For each line below that contains the string "JSON", copy that line.
+--
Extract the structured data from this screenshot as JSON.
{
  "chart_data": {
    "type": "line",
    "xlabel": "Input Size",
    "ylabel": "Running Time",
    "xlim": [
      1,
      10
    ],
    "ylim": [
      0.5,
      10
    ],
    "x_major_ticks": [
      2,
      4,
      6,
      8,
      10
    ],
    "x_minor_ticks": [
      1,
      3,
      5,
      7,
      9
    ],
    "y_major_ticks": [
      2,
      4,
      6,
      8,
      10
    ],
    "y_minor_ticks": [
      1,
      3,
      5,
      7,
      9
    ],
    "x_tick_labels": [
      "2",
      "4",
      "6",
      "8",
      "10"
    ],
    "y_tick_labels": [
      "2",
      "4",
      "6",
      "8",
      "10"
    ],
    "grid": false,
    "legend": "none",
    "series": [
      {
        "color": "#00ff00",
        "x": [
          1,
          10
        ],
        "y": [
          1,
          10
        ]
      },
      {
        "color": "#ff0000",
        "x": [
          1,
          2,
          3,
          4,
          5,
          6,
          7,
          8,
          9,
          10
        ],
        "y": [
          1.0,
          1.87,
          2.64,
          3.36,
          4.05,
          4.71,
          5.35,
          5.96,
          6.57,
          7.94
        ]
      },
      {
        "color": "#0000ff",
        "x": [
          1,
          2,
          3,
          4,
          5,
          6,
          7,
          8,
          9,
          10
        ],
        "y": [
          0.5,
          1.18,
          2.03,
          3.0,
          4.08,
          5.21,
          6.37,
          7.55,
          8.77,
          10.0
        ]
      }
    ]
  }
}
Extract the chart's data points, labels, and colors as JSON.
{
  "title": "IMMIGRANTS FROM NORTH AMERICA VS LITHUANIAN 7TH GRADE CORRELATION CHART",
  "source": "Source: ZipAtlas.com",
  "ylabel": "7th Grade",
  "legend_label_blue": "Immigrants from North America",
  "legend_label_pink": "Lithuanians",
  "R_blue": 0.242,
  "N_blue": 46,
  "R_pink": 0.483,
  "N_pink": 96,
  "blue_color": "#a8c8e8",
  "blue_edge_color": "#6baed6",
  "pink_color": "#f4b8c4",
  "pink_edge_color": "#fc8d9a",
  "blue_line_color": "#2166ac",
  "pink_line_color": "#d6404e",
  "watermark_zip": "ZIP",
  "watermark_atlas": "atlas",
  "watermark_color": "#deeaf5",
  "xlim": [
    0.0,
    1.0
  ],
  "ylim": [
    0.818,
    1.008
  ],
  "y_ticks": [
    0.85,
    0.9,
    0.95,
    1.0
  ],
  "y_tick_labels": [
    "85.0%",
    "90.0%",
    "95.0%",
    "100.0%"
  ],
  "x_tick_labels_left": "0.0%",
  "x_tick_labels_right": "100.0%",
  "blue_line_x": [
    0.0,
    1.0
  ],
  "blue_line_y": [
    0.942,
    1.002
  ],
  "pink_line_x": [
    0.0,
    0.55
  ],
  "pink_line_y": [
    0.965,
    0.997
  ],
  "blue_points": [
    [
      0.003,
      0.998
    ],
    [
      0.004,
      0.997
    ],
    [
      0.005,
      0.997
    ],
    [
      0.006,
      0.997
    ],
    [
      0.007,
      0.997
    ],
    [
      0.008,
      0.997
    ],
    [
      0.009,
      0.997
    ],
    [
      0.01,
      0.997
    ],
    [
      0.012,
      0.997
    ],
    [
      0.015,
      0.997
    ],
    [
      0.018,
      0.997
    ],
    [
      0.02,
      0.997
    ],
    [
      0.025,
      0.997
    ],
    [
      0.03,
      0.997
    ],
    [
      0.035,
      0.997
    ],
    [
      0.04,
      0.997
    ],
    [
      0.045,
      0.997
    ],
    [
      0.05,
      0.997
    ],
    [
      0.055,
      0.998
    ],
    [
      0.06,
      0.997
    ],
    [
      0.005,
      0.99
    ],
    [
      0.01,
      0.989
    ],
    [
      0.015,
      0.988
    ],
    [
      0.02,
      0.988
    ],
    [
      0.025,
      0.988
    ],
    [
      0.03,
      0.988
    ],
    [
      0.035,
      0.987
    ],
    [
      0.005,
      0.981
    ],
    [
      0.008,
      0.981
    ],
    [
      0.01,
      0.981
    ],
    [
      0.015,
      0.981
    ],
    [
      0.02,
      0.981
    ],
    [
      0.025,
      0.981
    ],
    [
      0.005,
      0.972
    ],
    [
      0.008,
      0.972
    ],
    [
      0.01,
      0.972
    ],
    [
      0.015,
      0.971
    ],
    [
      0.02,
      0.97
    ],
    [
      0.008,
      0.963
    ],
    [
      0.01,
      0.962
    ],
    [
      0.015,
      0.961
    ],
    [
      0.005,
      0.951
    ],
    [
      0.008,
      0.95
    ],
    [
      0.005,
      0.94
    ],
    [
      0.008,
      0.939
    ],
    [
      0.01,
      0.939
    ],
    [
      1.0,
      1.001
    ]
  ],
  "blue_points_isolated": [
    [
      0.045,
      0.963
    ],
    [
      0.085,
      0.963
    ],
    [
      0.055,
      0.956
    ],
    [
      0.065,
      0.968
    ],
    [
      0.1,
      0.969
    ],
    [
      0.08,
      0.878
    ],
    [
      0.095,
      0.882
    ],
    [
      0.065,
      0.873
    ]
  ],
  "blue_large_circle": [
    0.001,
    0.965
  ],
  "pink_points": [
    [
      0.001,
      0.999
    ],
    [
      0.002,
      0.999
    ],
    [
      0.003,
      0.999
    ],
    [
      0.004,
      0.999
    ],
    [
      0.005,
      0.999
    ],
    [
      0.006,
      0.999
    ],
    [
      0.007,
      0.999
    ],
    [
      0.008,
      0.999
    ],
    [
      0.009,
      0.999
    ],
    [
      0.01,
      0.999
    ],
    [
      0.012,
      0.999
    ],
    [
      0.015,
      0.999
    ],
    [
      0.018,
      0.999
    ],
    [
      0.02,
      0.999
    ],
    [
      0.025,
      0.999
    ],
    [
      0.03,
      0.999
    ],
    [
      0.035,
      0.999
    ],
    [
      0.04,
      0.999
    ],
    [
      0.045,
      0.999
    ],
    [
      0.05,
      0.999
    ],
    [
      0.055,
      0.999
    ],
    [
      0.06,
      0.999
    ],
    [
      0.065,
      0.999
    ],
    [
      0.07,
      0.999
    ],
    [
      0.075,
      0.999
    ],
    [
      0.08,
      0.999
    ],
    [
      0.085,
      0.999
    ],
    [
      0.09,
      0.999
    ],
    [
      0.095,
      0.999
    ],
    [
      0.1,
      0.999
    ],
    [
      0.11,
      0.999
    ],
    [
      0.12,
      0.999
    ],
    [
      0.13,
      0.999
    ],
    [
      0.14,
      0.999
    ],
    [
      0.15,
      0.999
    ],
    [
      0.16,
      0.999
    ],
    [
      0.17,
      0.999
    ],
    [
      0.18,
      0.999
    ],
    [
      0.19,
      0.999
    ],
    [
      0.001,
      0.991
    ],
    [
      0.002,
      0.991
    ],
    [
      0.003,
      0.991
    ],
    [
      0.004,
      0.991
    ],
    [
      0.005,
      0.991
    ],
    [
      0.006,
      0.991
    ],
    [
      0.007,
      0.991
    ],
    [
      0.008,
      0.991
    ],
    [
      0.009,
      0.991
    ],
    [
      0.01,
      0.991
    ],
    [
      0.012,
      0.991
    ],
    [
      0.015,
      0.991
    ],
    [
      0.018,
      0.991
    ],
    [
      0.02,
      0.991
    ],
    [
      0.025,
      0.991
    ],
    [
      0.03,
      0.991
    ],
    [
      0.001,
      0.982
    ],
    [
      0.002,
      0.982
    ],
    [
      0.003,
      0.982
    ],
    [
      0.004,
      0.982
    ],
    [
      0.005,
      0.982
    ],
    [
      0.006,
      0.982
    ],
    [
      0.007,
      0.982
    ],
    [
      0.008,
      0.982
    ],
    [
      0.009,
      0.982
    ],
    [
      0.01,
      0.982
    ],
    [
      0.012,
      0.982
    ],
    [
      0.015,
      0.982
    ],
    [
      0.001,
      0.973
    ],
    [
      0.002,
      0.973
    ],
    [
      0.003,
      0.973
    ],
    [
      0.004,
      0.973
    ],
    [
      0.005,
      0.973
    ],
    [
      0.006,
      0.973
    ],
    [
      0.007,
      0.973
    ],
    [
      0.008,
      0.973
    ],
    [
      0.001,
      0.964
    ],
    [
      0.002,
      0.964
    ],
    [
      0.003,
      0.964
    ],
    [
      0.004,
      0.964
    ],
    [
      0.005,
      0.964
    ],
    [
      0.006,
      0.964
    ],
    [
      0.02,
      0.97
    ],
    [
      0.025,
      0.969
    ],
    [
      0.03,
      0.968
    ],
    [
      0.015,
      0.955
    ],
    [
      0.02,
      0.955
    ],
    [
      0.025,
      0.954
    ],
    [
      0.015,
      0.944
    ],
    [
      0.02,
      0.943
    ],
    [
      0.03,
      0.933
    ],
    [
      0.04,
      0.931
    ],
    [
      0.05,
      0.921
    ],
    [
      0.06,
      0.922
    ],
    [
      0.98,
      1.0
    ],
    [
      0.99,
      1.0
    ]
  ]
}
+--
Task result ▸
Extract the structured data from this screenshot as JSON.
Extract the chart's data points, labels, and colors as JSON.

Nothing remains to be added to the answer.